Transcribe the entries that follow, word for word.

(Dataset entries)
__________________________________________________
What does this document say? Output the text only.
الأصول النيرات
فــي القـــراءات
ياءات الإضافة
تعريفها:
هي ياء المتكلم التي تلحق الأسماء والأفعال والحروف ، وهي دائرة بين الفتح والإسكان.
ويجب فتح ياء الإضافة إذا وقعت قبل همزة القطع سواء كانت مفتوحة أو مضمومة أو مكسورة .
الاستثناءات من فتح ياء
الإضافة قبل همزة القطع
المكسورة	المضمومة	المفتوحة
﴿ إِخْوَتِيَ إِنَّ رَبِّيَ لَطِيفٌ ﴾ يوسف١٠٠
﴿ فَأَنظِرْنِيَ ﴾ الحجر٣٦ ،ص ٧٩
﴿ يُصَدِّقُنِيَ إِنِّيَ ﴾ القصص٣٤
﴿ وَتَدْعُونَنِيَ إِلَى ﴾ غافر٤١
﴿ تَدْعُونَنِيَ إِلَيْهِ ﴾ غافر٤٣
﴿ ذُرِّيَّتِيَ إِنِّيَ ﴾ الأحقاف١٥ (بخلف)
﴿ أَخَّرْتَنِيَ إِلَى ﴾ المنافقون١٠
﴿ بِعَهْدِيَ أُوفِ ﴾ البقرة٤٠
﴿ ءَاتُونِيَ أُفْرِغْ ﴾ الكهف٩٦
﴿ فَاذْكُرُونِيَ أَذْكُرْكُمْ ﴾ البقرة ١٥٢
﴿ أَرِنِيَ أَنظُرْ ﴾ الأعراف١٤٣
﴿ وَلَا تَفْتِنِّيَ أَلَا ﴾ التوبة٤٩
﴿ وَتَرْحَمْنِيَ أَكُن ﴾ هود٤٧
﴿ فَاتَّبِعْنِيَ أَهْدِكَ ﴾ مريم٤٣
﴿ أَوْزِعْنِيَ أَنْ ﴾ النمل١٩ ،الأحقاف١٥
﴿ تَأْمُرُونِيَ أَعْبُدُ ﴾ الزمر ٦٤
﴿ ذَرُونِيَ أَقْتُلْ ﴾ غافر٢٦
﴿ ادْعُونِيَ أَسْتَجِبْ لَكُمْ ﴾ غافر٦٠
__________________________________________________
__Exercise result__
What does this document say? Output the text only.
الأصول النيرات
فــي القـــراءات
ياءات الإضافة
تعريفها:
هي ياء المتكلم التي تلحق الأسماء والأفعال والحروف ، وهي دائرة بين الفتح والإسكان.
ويجب فتح ياء الإضافة إذا وقعت قبل همزة القطع سواء كانت مفتوحة أو مضمومة أو مكسورة .
الاستثناءات من فتح ياء
الإضافة قبل همزة القطع
المكسورة	المضمومة	المفتوحة
﴿ إِخْوَتِيَ إِنَّ رَبِّيَ لَطِيفٌ ﴾ يوسف١٠٠
﴿ فَأَنظِرْنِيَ ﴾ الحجر٣٦ ،ص ٧٩
﴿ يُصَدِّقُنِيَ إِنِّيَ ﴾ القصص٣٤
﴿ وَتَدْعُونَنِيَ إِلَى ﴾ غافر٤١
﴿ تَدْعُونَنِيَ إِلَيْهِ ﴾ غافر٤٣
﴿ ذُرِّيَّتِيَ إِنِّيَ ﴾ الأحقاف١٥ (بخلف)
﴿ أَخَّرْتَنِيَ إِلَى ﴾ المنافقون١٠
﴿ بِعَهْدِيَ أُوفِ ﴾ البقرة٤٠
﴿ ءَاتُونِيَ أُفْرِغْ ﴾ الكهف٩٦
﴿ فَاذْكُرُونِيَ أَذْكُرْكُمْ ﴾ البقرة ١٥٢
﴿ أَرِنِيَ أَنظُرْ ﴾ الأعراف١٤٣
﴿ وَلَا تَفْتِنِّيَ أَلَا ﴾ التوبة٤٩
﴿ وَتَرْحَمْنِيَ أَكُن ﴾ هود٤٧
﴿ فَاتَّبِعْنِيَ أَهْدِكَ ﴾ مريم٤٣
﴿ أَوْزِعْنِيَ أَنْ ﴾ النمل١٩ ،الأحقاف١٥
﴿ تَأْمُرُونِيَ أَعْبُدُ ﴾ الزمر ٦٤
﴿ ذَرُونِيَ أَقْتُلْ ﴾ غافر٢٦
﴿ ادْعُونِيَ أَسْتَجِبْ لَكُمْ ﴾ غافر٦٠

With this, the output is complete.